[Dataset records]
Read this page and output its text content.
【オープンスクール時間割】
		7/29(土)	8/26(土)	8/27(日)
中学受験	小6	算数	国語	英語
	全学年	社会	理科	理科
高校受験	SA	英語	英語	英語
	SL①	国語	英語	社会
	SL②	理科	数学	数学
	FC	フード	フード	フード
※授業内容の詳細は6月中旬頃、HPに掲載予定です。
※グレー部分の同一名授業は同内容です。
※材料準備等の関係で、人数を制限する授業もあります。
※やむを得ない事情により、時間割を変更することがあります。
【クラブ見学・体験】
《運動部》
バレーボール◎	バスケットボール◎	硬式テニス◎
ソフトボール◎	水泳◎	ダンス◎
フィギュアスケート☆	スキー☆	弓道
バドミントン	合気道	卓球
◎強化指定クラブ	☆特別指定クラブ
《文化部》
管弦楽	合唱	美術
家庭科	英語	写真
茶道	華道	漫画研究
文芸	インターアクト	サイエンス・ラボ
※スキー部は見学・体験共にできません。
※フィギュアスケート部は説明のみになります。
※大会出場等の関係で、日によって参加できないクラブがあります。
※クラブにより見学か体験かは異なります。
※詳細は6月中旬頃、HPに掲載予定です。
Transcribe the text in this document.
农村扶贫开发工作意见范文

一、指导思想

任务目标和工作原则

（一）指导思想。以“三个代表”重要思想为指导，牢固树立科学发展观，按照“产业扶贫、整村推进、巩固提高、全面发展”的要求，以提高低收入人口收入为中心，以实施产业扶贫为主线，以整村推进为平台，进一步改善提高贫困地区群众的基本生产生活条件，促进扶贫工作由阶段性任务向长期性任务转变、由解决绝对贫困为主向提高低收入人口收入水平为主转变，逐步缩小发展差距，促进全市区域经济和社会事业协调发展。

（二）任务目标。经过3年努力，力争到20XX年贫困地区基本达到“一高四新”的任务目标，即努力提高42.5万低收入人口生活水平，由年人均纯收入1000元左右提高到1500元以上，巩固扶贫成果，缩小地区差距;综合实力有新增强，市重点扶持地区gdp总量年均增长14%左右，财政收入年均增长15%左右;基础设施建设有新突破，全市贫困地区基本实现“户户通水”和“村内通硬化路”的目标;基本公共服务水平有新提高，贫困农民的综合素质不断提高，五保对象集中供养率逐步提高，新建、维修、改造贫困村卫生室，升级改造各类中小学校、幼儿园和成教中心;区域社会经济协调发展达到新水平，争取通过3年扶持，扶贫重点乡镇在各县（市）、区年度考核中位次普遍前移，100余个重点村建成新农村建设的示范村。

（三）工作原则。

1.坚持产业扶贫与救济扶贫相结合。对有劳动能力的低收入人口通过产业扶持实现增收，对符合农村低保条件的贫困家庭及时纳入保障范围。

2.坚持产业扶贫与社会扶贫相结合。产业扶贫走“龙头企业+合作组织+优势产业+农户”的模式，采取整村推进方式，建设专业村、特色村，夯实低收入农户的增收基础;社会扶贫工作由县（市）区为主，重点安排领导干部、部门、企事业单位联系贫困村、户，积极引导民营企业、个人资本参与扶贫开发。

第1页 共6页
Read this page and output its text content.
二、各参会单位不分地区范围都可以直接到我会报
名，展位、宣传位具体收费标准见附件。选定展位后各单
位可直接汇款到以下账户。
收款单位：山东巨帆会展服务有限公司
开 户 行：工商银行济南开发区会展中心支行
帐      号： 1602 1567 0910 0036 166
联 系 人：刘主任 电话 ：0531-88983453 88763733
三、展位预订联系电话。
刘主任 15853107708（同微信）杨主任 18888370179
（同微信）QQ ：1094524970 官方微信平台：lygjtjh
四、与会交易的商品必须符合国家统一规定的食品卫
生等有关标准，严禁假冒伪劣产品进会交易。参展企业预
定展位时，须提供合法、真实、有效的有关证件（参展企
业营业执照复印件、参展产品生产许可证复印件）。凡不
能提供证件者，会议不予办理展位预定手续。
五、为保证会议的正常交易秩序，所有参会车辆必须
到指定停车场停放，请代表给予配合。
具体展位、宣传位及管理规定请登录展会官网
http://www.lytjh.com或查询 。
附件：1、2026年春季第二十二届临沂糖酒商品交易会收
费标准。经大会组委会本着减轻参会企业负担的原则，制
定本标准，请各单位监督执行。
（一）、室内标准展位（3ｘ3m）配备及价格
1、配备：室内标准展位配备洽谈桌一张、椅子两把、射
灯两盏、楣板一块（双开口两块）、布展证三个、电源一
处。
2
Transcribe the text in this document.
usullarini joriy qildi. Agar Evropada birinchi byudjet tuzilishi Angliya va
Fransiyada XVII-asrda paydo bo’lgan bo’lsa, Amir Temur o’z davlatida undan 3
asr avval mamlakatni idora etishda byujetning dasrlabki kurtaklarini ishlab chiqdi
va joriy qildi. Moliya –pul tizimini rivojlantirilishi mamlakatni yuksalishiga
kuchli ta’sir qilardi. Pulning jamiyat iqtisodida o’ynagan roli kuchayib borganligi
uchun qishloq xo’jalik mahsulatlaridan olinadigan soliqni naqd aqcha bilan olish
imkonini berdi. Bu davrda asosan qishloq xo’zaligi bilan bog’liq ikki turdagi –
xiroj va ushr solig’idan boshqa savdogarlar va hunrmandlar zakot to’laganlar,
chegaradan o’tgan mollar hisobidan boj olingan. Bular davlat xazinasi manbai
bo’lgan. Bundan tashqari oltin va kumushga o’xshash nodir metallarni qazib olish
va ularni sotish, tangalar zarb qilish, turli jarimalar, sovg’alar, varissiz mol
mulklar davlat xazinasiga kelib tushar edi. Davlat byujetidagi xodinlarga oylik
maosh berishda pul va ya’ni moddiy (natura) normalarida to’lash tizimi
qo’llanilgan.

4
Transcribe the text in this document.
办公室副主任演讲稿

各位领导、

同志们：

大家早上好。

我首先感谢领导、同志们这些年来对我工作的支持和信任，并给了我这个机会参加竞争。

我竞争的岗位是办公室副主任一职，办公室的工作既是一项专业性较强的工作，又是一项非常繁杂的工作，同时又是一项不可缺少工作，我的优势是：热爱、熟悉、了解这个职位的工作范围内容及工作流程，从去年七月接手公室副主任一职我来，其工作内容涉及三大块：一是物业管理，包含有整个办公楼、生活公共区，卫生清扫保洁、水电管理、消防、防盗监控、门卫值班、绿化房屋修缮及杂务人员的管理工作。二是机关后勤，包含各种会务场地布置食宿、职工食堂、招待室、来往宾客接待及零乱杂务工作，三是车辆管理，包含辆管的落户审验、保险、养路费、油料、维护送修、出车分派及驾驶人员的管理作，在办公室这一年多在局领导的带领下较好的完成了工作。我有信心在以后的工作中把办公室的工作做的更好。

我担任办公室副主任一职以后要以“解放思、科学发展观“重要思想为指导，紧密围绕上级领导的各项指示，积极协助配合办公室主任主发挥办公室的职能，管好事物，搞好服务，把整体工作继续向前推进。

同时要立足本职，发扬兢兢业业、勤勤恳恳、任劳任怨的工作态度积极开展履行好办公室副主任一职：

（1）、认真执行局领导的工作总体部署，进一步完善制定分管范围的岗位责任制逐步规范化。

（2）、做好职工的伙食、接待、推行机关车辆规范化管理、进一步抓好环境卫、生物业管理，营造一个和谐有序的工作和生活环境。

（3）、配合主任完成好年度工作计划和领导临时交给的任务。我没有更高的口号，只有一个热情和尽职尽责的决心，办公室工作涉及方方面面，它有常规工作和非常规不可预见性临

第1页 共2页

WHAT YOU HAVE TO DO —
Which lines in the records above contain the string "qishloq"? Copy each one.

RESPONSE TO THIS TASK —
uchun qishloq xo’jalik mahsulatlaridan olinadigan soliqni naqd aqcha bilan olish
imkonini berdi. Bu davrda asosan qishloq xo’zaligi bilan bog’liq ikki turdagi –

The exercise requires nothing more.